Some records
☆ ☆ ☆

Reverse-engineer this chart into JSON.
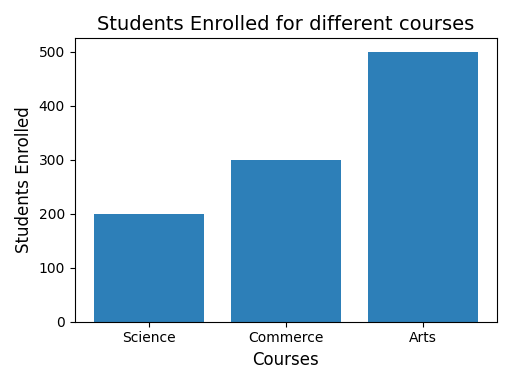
{
  "categories": [
    "Science",
    "Commerce",
    "Arts"
  ],
  "values": [
    200,
    300,
    500
  ],
  "bar_color": "#2d7fb8",
  "title": "Students Enrolled for different courses",
  "xlabel": "Courses",
  "ylabel": "Students Enrolled",
  "ylim": [
    0,
    525
  ],
  "title_fontsize": 14,
  "label_fontsize": 12,
  "fig_width": 5.12,
  "fig_height": 3.84
}
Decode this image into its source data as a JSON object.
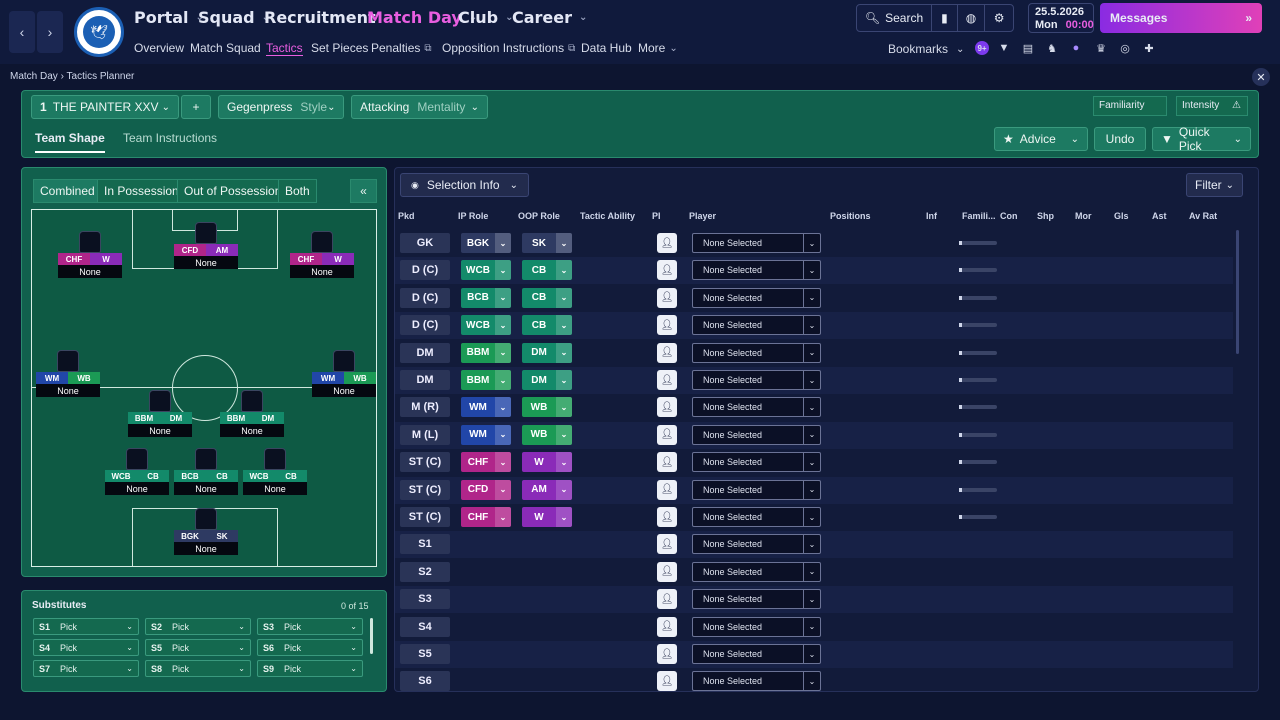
{
  "nav": {
    "main": [
      {
        "label": "Portal"
      },
      {
        "label": "Squad"
      },
      {
        "label": "Recruitment"
      },
      {
        "label": "Match Day"
      },
      {
        "label": "Club"
      },
      {
        "label": "Career"
      }
    ],
    "sub": [
      {
        "label": "Overview"
      },
      {
        "label": "Match Squad"
      },
      {
        "label": "Tactics"
      },
      {
        "label": "Set Pieces"
      },
      {
        "label": "Penalties"
      },
      {
        "label": "Opposition Instructions"
      },
      {
        "label": "Data Hub"
      },
      {
        "label": "More"
      }
    ],
    "search_label": "Search",
    "date": "25.5.2026",
    "day": "Mon",
    "time": "00:00",
    "messages_label": "Messages",
    "bookmarks_label": "Bookmarks",
    "badge_count": "9+"
  },
  "breadcrumb": {
    "parent": "Match Day",
    "current": "Tactics Planner"
  },
  "tactic": {
    "slot": "1",
    "name": "THE PAINTER XXV",
    "add_label": "+",
    "style_value": "Gegenpress",
    "style_label": "Style",
    "mentality_value": "Attacking",
    "mentality_label": "Mentality",
    "familiarity_label": "Familiarity",
    "intensity_label": "Intensity",
    "tabs": [
      "Team Shape",
      "Team Instructions"
    ],
    "advice_label": "Advice",
    "undo_label": "Undo",
    "quickpick_label": "Quick Pick"
  },
  "pitch_tabs": [
    "Combined",
    "In Possession",
    "Out of Possession",
    "Both"
  ],
  "collapse_label": "«",
  "pitch_players": [
    {
      "ip": "CHF",
      "oop": "W",
      "name": "None",
      "ipc": "#b0258a",
      "oopc": "#8a2bb8"
    },
    {
      "ip": "CFD",
      "oop": "AM",
      "name": "None",
      "ipc": "#b0258a",
      "oopc": "#8a2bb8"
    },
    {
      "ip": "CHF",
      "oop": "W",
      "name": "None",
      "ipc": "#b0258a",
      "oopc": "#8a2bb8"
    },
    {
      "ip": "WM",
      "oop": "WB",
      "name": "None",
      "ipc": "#2146a8",
      "oopc": "#1b9a55"
    },
    {
      "ip": "WM",
      "oop": "WB",
      "name": "None",
      "ipc": "#2146a8",
      "oopc": "#1b9a55"
    },
    {
      "ip": "BBM",
      "oop": "DM",
      "name": "None",
      "ipc": "#138a6a",
      "oopc": "#138a6a"
    },
    {
      "ip": "BBM",
      "oop": "DM",
      "name": "None",
      "ipc": "#138a6a",
      "oopc": "#138a6a"
    },
    {
      "ip": "WCB",
      "oop": "CB",
      "name": "None",
      "ipc": "#138a6a",
      "oopc": "#138a6a"
    },
    {
      "ip": "BCB",
      "oop": "CB",
      "name": "None",
      "ipc": "#138a6a",
      "oopc": "#138a6a"
    },
    {
      "ip": "WCB",
      "oop": "CB",
      "name": "None",
      "ipc": "#138a6a",
      "oopc": "#138a6a"
    },
    {
      "ip": "BGK",
      "oop": "SK",
      "name": "None",
      "ipc": "#2e3a62",
      "oopc": "#2e3a62"
    }
  ],
  "substitutes": {
    "title": "Substitutes",
    "count": "0 of 15",
    "slots": [
      {
        "slot": "S1",
        "value": "Pick"
      },
      {
        "slot": "S2",
        "value": "Pick"
      },
      {
        "slot": "S3",
        "value": "Pick"
      },
      {
        "slot": "S4",
        "value": "Pick"
      },
      {
        "slot": "S5",
        "value": "Pick"
      },
      {
        "slot": "S6",
        "value": "Pick"
      },
      {
        "slot": "S7",
        "value": "Pick"
      },
      {
        "slot": "S8",
        "value": "Pick"
      },
      {
        "slot": "S9",
        "value": "Pick"
      }
    ]
  },
  "table": {
    "selection_info_label": "Selection Info",
    "filter_label": "Filter",
    "headers": [
      "Pkd",
      "IP Role",
      "OOP Role",
      "Tactic Ability",
      "PI",
      "Player",
      "Positions",
      "Inf",
      "Famili...",
      "Con",
      "Shp",
      "Mor",
      "Gls",
      "Ast",
      "Av Rat"
    ],
    "rows": [
      {
        "pos": "GK",
        "ip": "BGK",
        "oop": "SK",
        "player": "None Selected",
        "cls_ip": "c-gk",
        "cls_oop": "c-gk"
      },
      {
        "pos": "D (C)",
        "ip": "WCB",
        "oop": "CB",
        "player": "None Selected",
        "cls_ip": "c-def",
        "cls_oop": "c-def"
      },
      {
        "pos": "D (C)",
        "ip": "BCB",
        "oop": "CB",
        "player": "None Selected",
        "cls_ip": "c-def",
        "cls_oop": "c-def"
      },
      {
        "pos": "D (C)",
        "ip": "WCB",
        "oop": "CB",
        "player": "None Selected",
        "cls_ip": "c-def",
        "cls_oop": "c-def"
      },
      {
        "pos": "DM",
        "ip": "BBM",
        "oop": "DM",
        "player": "None Selected",
        "cls_ip": "c-wb",
        "cls_oop": "c-def"
      },
      {
        "pos": "DM",
        "ip": "BBM",
        "oop": "DM",
        "player": "None Selected",
        "cls_ip": "c-wb",
        "cls_oop": "c-def"
      },
      {
        "pos": "M (R)",
        "ip": "WM",
        "oop": "WB",
        "player": "None Selected",
        "cls_ip": "c-wm",
        "cls_oop": "c-wb"
      },
      {
        "pos": "M (L)",
        "ip": "WM",
        "oop": "WB",
        "player": "None Selected",
        "cls_ip": "c-wm",
        "cls_oop": "c-wb"
      },
      {
        "pos": "ST (C)",
        "ip": "CHF",
        "oop": "W",
        "player": "None Selected",
        "cls_ip": "c-att",
        "cls_oop": "c-wide"
      },
      {
        "pos": "ST (C)",
        "ip": "CFD",
        "oop": "AM",
        "player": "None Selected",
        "cls_ip": "c-att",
        "cls_oop": "c-wide"
      },
      {
        "pos": "ST (C)",
        "ip": "CHF",
        "oop": "W",
        "player": "None Selected",
        "cls_ip": "c-att",
        "cls_oop": "c-wide"
      },
      {
        "pos": "S1",
        "ip": "",
        "oop": "",
        "player": "None Selected"
      },
      {
        "pos": "S2",
        "ip": "",
        "oop": "",
        "player": "None Selected"
      },
      {
        "pos": "S3",
        "ip": "",
        "oop": "",
        "player": "None Selected"
      },
      {
        "pos": "S4",
        "ip": "",
        "oop": "",
        "player": "None Selected"
      },
      {
        "pos": "S5",
        "ip": "",
        "oop": "",
        "player": "None Selected"
      },
      {
        "pos": "S6",
        "ip": "",
        "oop": "",
        "player": "None Selected"
      }
    ]
  }
}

☆ ☆ ☆

Above are entries; state the number of lines among them that contain "Students", and nothing else.

**Task output:** 2